Data excerpts:
++++++++

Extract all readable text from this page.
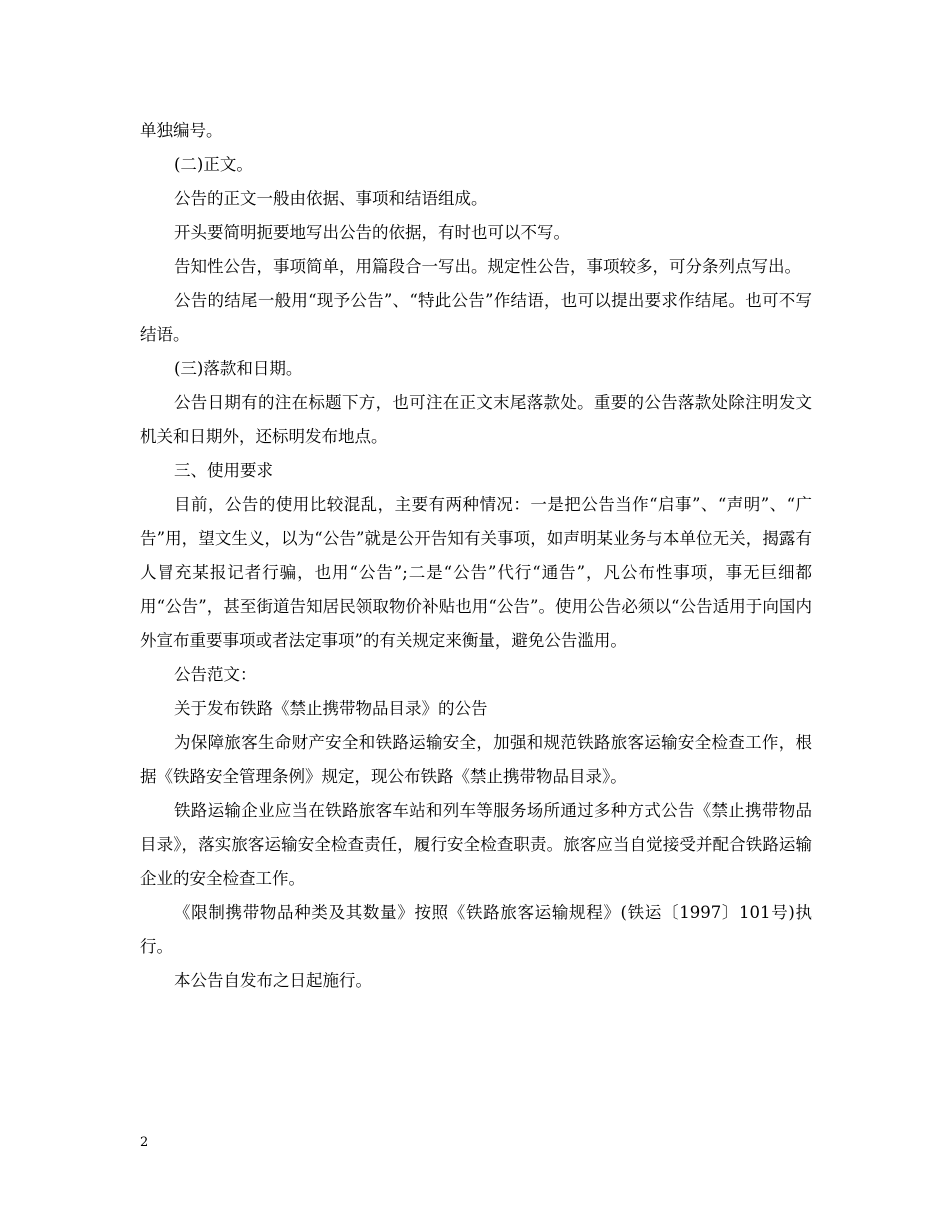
单独编号。

(二)正文。

公告的正文一般由依据、事项和结语组成。

开头要简明扼要地写出公告的依据，有时也可以不写。

告知性公告，事项简单，用篇段合一写出。规定性公告，事项较多，可分条列点写出。

公告的结尾一般用“现予公告”、“特此公告”作结语，也可以提出要求作结尾。也可不写结语。

(三)落款和日期。

公告日期有的注在标题下方，也可注在正文末尾落款处。重要的公告落款处除注明发文机关和日期外，还标明发布地点。

三、使用要求

目前，公告的使用比较混乱，主要有两种情况：一是把公告当作“启事”、“声明”、“广告”用，望文生义，以为“公告”就是公开告知有关事项，如声明某业务与本单位无关，揭露有人冒充某报记者行骗，也用“公告”;二是“公告”代行“通告”，凡公布性事项，事无巨细都用“公告”，甚至街道告知居民领取物价补贴也用“公告”。使用公告必须以“公告适用于向国内外宣布重要事项或者法定事项”的有关规定来衡量，避免公告滥用。

公告范文：

关于发布铁路《禁止携带物品目录》的公告

为保障旅客生命财产安全和铁路运输安全，加强和规范铁路旅客运输安全检查工作，根据《铁路安全管理条例》规定，现公布铁路《禁止携带物品目录》。

铁路运输企业应当在铁路旅客车站和列车等服务场所通过多种方式公告《禁止携带物品目录》，落实旅客运输安全检查责任，履行安全检查职责。旅客应当自觉接受并配合铁路运输企业的安全检查工作。

《限制携带物品种类及其数量》按照《铁路旅客运输规程》(铁运〔1997〕101号)执行。

本公告自发布之日起施行。

2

++++++++

SET TASK: Copy out each line of the records that holds the string "禁止携带物品目录".

EXERCISE OUTPUT:
关于发布铁路《禁止携带物品目录》的公告
为保障旅客生命财产安全和铁路运输安全，加强和规范铁路旅客运输安全检查工作，根据《铁路安全管理条例》规定，现公布铁路《禁止携带物品目录》。
铁路运输企业应当在铁路旅客车站和列车等服务场所通过多种方式公告《禁止携带物品目录》，落实旅客运输安全检查责任，履行安全检查职责。旅客应当自觉接受并配合铁路运输企业的安全检查工作。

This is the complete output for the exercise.